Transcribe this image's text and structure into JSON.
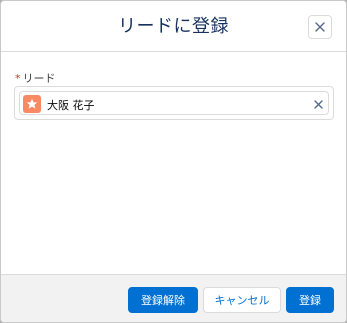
{
  "modal": {
    "title": "リードに登録",
    "close_label": "×"
  },
  "field": {
    "required_mark": "*",
    "label": "リード",
    "selected_record": "大阪 花子",
    "record_icon": "lead-star-icon",
    "accent_color": "#f88962"
  },
  "footer": {
    "deregister_label": "登録解除",
    "cancel_label": "キャンセル",
    "register_label": "登録"
  },
  "colors": {
    "brand": "#0070d2",
    "title": "#16325c",
    "required": "#c23934"
  }
}
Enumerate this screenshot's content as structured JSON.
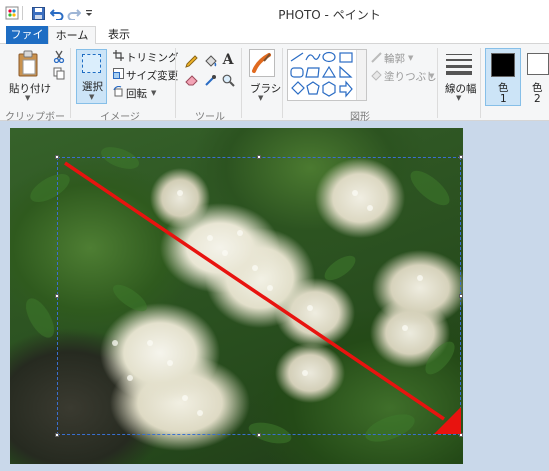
{
  "window": {
    "title": "PHOTO - ペイント"
  },
  "quick_access": {
    "icons": [
      "paint-app-icon",
      "save-icon",
      "undo-icon",
      "redo-icon",
      "customize-dropdown-icon"
    ]
  },
  "tabs": [
    {
      "label": "ファイル",
      "active": false,
      "highlight": true
    },
    {
      "label": "ホーム",
      "active": true
    },
    {
      "label": "表示",
      "active": false
    }
  ],
  "ribbon": {
    "clipboard": {
      "paste_label": "貼り付け",
      "group_label": "クリップボード"
    },
    "image": {
      "select_label": "選択",
      "trim_label": "トリミング",
      "resize_label": "サイズ変更",
      "rotate_label": "回転",
      "group_label": "イメージ"
    },
    "tools": {
      "group_label": "ツール"
    },
    "brush": {
      "label": "ブラシ"
    },
    "shapes": {
      "outline_label": "輪郭",
      "fill_label": "塗りつぶし",
      "group_label": "図形"
    },
    "size": {
      "label": "線の幅"
    },
    "colors": {
      "color1_label": "色",
      "color1_num": "1",
      "color2_label": "色",
      "color2_num": "2",
      "color1_value": "#000000",
      "color2_value": "#ffffff"
    }
  },
  "canvas": {
    "arrow_color": "#e8130f"
  }
}
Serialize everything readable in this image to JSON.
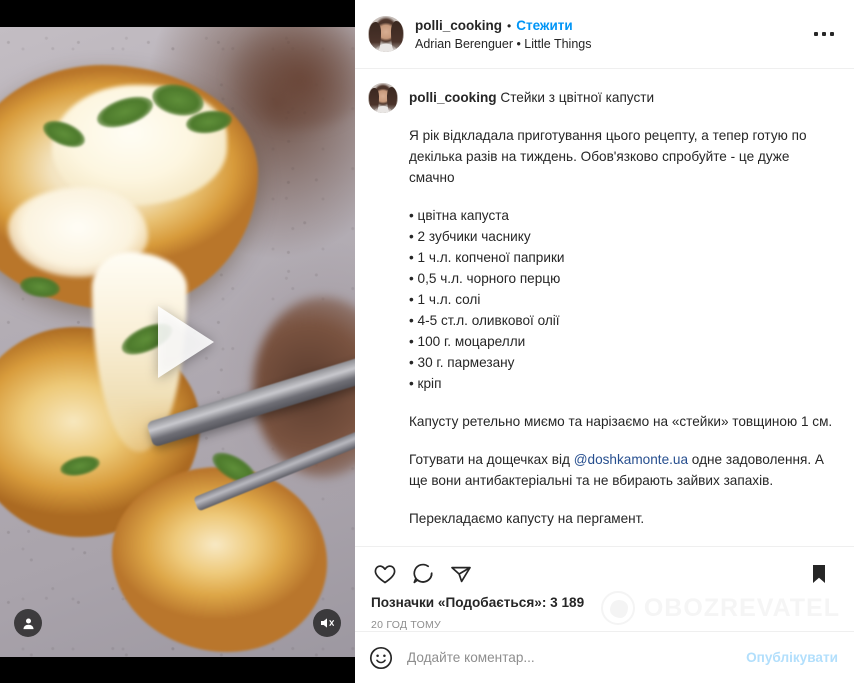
{
  "colors": {
    "instagram_blue": "#0095f6",
    "text_primary": "#262626",
    "text_muted": "#8e8e8e",
    "mention_blue": "#274f8f",
    "post_button_disabled": "#b2dffc",
    "divider": "#efefef"
  },
  "media": {
    "type": "video",
    "play_icon": "play-triangle-icon",
    "tag_icon": "person-tag-icon",
    "mute_icon": "speaker-muted-icon",
    "alt": "Cauliflower steaks baked with melted mozzarella cheese and fresh dill on parchment paper, with a fork"
  },
  "header": {
    "avatar": "user-avatar",
    "username": "polli_cooking",
    "separator": "•",
    "follow_label": "Стежити",
    "audio_line": "Adrian Berenguer • Little Things",
    "more_icon": "more-options-icon"
  },
  "caption": {
    "avatar": "user-avatar",
    "username": "polli_cooking",
    "title": "Стейки з цвітної капусти",
    "intro": "Я рік відкладала приготування цього рецепту, а тепер готую по декілька разів на тиждень. Обов'язково спробуйте - це дуже смачно",
    "ingredients": [
      "• цвітна капуста",
      "• 2 зубчики часнику",
      "• 1 ч.л. копченої паприки",
      "• 0,5 ч.л. чорного перцю",
      "• 1 ч.л. солі",
      "• 4-5 ст.л. оливкової олії",
      "• 100 г. моцарелли",
      "• 30 г. пармезану",
      "• кріп"
    ],
    "step1": "Капусту ретельно миємо та нарізаємо на «стейки» товщиною 1 см.",
    "sponsor_before": "Готувати на дощечках від ",
    "sponsor_mention": "@doshkamonte.ua",
    "sponsor_after": " одне задоволення. А ще вони антибактеріальні та не вбирають зайвих запахів.",
    "step2": "Перекладаємо капусту на пергамент."
  },
  "actions": {
    "like_icon": "heart-icon",
    "comment_icon": "comment-bubble-icon",
    "share_icon": "share-paper-plane-icon",
    "save_icon": "bookmark-filled-icon",
    "likes_text": "Позначки «Подобається»: 3 189",
    "likes_count": "3 189",
    "time_ago": "20 ГОД ТОМУ"
  },
  "composer": {
    "emoji_icon": "emoji-smiley-icon",
    "placeholder": "Додайте коментар...",
    "value": "",
    "post_label": "Опублікувати"
  },
  "watermark": {
    "logo_icon": "globe-icon",
    "text": "OBOZREVATEL"
  }
}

━━━

Repeat the records in full, exactly as they appear, without the pictures.

Exercise output:
Transcribe this image's text and structure into JSON.
{
  "modal": {
    "title": "リードに登録",
    "close_label": "×"
  },
  "field": {
    "required_mark": "*",
    "label": "リード",
    "selected_record": "大阪 花子",
    "record_icon": "lead-star-icon",
    "accent_color": "#f88962"
  },
  "footer": {
    "deregister_label": "登録解除",
    "cancel_label": "キャンセル",
    "register_label": "登録"
  },
  "colors": {
    "brand": "#0070d2",
    "title": "#16325c",
    "required": "#c23934"
  }
}
Enumerate this screenshot's content as structured JSON.
{
  "window": {
    "title": "PHOTO - ペイント"
  },
  "quick_access": {
    "icons": [
      "paint-app-icon",
      "save-icon",
      "undo-icon",
      "redo-icon",
      "customize-dropdown-icon"
    ]
  },
  "tabs": [
    {
      "label": "ファイル",
      "active": false,
      "highlight": true
    },
    {
      "label": "ホーム",
      "active": true
    },
    {
      "label": "表示",
      "active": false
    }
  ],
  "ribbon": {
    "clipboard": {
      "paste_label": "貼り付け",
      "group_label": "クリップボード"
    },
    "image": {
      "select_label": "選択",
      "trim_label": "トリミング",
      "resize_label": "サイズ変更",
      "rotate_label": "回転",
      "group_label": "イメージ"
    },
    "tools": {
      "group_label": "ツール"
    },
    "brush": {
      "label": "ブラシ"
    },
    "shapes": {
      "outline_label": "輪郭",
      "fill_label": "塗りつぶし",
      "group_label": "図形"
    },
    "size": {
      "label": "線の幅"
    },
    "colors": {
      "color1_label": "色",
      "color1_num": "1",
      "color2_label": "色",
      "color2_num": "2",
      "color1_value": "#000000",
      "color2_value": "#ffffff"
    }
  },
  "canvas": {
    "arrow_color": "#e8130f"
  }
}
Serialize everything readable in this image to JSON.
{
  "colors": {
    "instagram_blue": "#0095f6",
    "text_primary": "#262626",
    "text_muted": "#8e8e8e",
    "mention_blue": "#274f8f",
    "post_button_disabled": "#b2dffc",
    "divider": "#efefef"
  },
  "media": {
    "type": "video",
    "play_icon": "play-triangle-icon",
    "tag_icon": "person-tag-icon",
    "mute_icon": "speaker-muted-icon",
    "alt": "Cauliflower steaks baked with melted mozzarella cheese and fresh dill on parchment paper, with a fork"
  },
  "header": {
    "avatar": "user-avatar",
    "username": "polli_cooking",
    "separator": "•",
    "follow_label": "Стежити",
    "audio_line": "Adrian Berenguer • Little Things",
    "more_icon": "more-options-icon"
  },
  "caption": {
    "avatar": "user-avatar",
    "username": "polli_cooking",
    "title": "Стейки з цвітної капусти",
    "intro": "Я рік відкладала приготування цього рецепту, а тепер готую по декілька разів на тиждень. Обов'язково спробуйте - це дуже смачно",
    "ingredients": [
      "• цвітна капуста",
      "• 2 зубчики часнику",
      "• 1 ч.л. копченої паприки",
      "• 0,5 ч.л. чорного перцю",
      "• 1 ч.л. солі",
      "• 4-5 ст.л. оливкової олії",
      "• 100 г. моцарелли",
      "• 30 г. пармезану",
      "• кріп"
    ],
    "step1": "Капусту ретельно миємо та нарізаємо на «стейки» товщиною 1 см.",
    "sponsor_before": "Готувати на дощечках від ",
    "sponsor_mention": "@doshkamonte.ua",
    "sponsor_after": " одне задоволення. А ще вони антибактеріальні та не вбирають зайвих запахів.",
    "step2": "Перекладаємо капусту на пергамент."
  },
  "actions": {
    "like_icon": "heart-icon",
    "comment_icon": "comment-bubble-icon",
    "share_icon": "share-paper-plane-icon",
    "save_icon": "bookmark-filled-icon",
    "likes_text": "Позначки «Подобається»: 3 189",
    "likes_count": "3 189",
    "time_ago": "20 ГОД ТОМУ"
  },
  "composer": {
    "emoji_icon": "emoji-smiley-icon",
    "placeholder": "Додайте коментар...",
    "value": "",
    "post_label": "Опублікувати"
  },
  "watermark": {
    "logo_icon": "globe-icon",
    "text": "OBOZREVATEL"
  }
}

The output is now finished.